=== Data for the task ===
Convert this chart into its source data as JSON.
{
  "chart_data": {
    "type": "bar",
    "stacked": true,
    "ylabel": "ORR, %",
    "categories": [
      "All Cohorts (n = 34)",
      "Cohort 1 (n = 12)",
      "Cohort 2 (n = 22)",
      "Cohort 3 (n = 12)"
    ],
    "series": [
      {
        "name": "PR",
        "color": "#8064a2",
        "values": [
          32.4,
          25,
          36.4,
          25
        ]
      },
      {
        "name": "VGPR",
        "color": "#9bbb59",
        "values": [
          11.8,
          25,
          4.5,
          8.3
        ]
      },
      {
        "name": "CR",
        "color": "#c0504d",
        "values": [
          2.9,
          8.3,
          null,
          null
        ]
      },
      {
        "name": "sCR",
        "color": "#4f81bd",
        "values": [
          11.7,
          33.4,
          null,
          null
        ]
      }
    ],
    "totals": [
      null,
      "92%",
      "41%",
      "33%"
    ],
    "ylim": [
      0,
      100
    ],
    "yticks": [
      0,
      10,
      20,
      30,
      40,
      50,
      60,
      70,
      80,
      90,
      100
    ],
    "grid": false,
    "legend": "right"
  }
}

=== Directions ===
Compute the number of lines above that contain the string "color". Reply with that value only.

=== Full output ===
4